* _DIRECTIONS_: The records below are to be repeated in full, exactly as they are.

* _RECORDS FOR THIS EXERCISE_:
## START

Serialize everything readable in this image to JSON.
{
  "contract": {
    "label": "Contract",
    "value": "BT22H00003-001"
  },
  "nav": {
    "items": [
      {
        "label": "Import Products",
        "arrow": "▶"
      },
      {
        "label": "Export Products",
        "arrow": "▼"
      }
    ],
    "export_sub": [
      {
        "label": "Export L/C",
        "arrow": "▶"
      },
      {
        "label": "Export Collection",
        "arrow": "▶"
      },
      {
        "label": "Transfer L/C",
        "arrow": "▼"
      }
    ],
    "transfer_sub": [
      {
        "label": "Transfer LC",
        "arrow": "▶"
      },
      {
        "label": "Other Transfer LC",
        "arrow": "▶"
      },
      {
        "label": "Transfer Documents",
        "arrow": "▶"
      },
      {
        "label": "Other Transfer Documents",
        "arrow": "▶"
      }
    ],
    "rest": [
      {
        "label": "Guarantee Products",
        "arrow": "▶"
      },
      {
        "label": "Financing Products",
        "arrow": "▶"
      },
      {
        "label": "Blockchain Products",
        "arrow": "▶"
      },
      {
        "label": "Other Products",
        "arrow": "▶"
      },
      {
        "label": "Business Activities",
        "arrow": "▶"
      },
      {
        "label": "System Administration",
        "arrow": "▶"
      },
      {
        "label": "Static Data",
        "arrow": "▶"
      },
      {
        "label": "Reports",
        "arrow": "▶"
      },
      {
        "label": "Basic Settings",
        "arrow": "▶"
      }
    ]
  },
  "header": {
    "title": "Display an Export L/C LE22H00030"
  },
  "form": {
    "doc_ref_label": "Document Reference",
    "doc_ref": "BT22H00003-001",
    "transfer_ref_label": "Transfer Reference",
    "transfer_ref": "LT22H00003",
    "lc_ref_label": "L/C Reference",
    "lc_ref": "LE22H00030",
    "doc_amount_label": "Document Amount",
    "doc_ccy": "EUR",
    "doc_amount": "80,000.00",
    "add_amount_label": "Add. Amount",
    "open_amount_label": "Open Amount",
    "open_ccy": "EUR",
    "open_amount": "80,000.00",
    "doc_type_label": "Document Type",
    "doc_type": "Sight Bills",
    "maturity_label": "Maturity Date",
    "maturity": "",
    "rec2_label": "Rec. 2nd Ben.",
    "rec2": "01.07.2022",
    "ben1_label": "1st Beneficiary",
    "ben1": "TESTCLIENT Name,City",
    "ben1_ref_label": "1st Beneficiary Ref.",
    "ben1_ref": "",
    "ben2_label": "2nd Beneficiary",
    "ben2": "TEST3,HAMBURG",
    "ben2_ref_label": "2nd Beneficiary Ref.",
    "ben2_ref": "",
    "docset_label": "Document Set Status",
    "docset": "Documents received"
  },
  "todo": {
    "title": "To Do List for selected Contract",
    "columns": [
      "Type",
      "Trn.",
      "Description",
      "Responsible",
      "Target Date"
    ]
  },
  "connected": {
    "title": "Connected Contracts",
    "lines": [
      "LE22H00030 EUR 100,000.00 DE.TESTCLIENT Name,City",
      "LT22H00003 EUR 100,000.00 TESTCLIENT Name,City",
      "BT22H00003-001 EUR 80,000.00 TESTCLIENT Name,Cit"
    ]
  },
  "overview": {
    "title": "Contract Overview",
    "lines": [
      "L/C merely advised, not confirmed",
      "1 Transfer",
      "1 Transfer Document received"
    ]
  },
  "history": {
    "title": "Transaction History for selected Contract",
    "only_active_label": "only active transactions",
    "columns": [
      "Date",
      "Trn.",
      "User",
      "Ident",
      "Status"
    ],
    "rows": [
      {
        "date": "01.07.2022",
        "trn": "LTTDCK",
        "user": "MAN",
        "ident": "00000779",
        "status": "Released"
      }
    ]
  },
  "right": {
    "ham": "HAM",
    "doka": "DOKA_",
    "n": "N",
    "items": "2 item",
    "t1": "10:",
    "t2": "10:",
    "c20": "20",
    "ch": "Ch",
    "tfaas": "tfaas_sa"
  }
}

## END

* _RESULT FOR THIS TASK_:
Serialize everything readable in this image to JSON.
{
  "contract": {
    "label": "Contract",
    "value": "BT22H00003-001"
  },
  "nav": {
    "items": [
      {
        "label": "Import Products",
        "arrow": "▶"
      },
      {
        "label": "Export Products",
        "arrow": "▼"
      }
    ],
    "export_sub": [
      {
        "label": "Export L/C",
        "arrow": "▶"
      },
      {
        "label": "Export Collection",
        "arrow": "▶"
      },
      {
        "label": "Transfer L/C",
        "arrow": "▼"
      }
    ],
    "transfer_sub": [
      {
        "label": "Transfer LC",
        "arrow": "▶"
      },
      {
        "label": "Other Transfer LC",
        "arrow": "▶"
      },
      {
        "label": "Transfer Documents",
        "arrow": "▶"
      },
      {
        "label": "Other Transfer Documents",
        "arrow": "▶"
      }
    ],
    "rest": [
      {
        "label": "Guarantee Products",
        "arrow": "▶"
      },
      {
        "label": "Financing Products",
        "arrow": "▶"
      },
      {
        "label": "Blockchain Products",
        "arrow": "▶"
      },
      {
        "label": "Other Products",
        "arrow": "▶"
      },
      {
        "label": "Business Activities",
        "arrow": "▶"
      },
      {
        "label": "System Administration",
        "arrow": "▶"
      },
      {
        "label": "Static Data",
        "arrow": "▶"
      },
      {
        "label": "Reports",
        "arrow": "▶"
      },
      {
        "label": "Basic Settings",
        "arrow": "▶"
      }
    ]
  },
  "header": {
    "title": "Display an Export L/C LE22H00030"
  },
  "form": {
    "doc_ref_label": "Document Reference",
    "doc_ref": "BT22H00003-001",
    "transfer_ref_label": "Transfer Reference",
    "transfer_ref": "LT22H00003",
    "lc_ref_label": "L/C Reference",
    "lc_ref": "LE22H00030",
    "doc_amount_label": "Document Amount",
    "doc_ccy": "EUR",
    "doc_amount": "80,000.00",
    "add_amount_label": "Add. Amount",
    "open_amount_label": "Open Amount",
    "open_ccy": "EUR",
    "open_amount": "80,000.00",
    "doc_type_label": "Document Type",
    "doc_type": "Sight Bills",
    "maturity_label": "Maturity Date",
    "maturity": "",
    "rec2_label": "Rec. 2nd Ben.",
    "rec2": "01.07.2022",
    "ben1_label": "1st Beneficiary",
    "ben1": "TESTCLIENT Name,City",
    "ben1_ref_label": "1st Beneficiary Ref.",
    "ben1_ref": "",
    "ben2_label": "2nd Beneficiary",
    "ben2": "TEST3,HAMBURG",
    "ben2_ref_label": "2nd Beneficiary Ref.",
    "ben2_ref": "",
    "docset_label": "Document Set Status",
    "docset": "Documents received"
  },
  "todo": {
    "title": "To Do List for selected Contract",
    "columns": [
      "Type",
      "Trn.",
      "Description",
      "Responsible",
      "Target Date"
    ]
  },
  "connected": {
    "title": "Connected Contracts",
    "lines": [
      "LE22H00030 EUR 100,000.00 DE.TESTCLIENT Name,City",
      "LT22H00003 EUR 100,000.00 TESTCLIENT Name,City",
      "BT22H00003-001 EUR 80,000.00 TESTCLIENT Name,Cit"
    ]
  },
  "overview": {
    "title": "Contract Overview",
    "lines": [
      "L/C merely advised, not confirmed",
      "1 Transfer",
      "1 Transfer Document received"
    ]
  },
  "history": {
    "title": "Transaction History for selected Contract",
    "only_active_label": "only active transactions",
    "columns": [
      "Date",
      "Trn.",
      "User",
      "Ident",
      "Status"
    ],
    "rows": [
      {
        "date": "01.07.2022",
        "trn": "LTTDCK",
        "user": "MAN",
        "ident": "00000779",
        "status": "Released"
      }
    ]
  },
  "right": {
    "ham": "HAM",
    "doka": "DOKA_",
    "n": "N",
    "items": "2 item",
    "t1": "10:",
    "t2": "10:",
    "c20": "20",
    "ch": "Ch",
    "tfaas": "tfaas_sa"
  }
}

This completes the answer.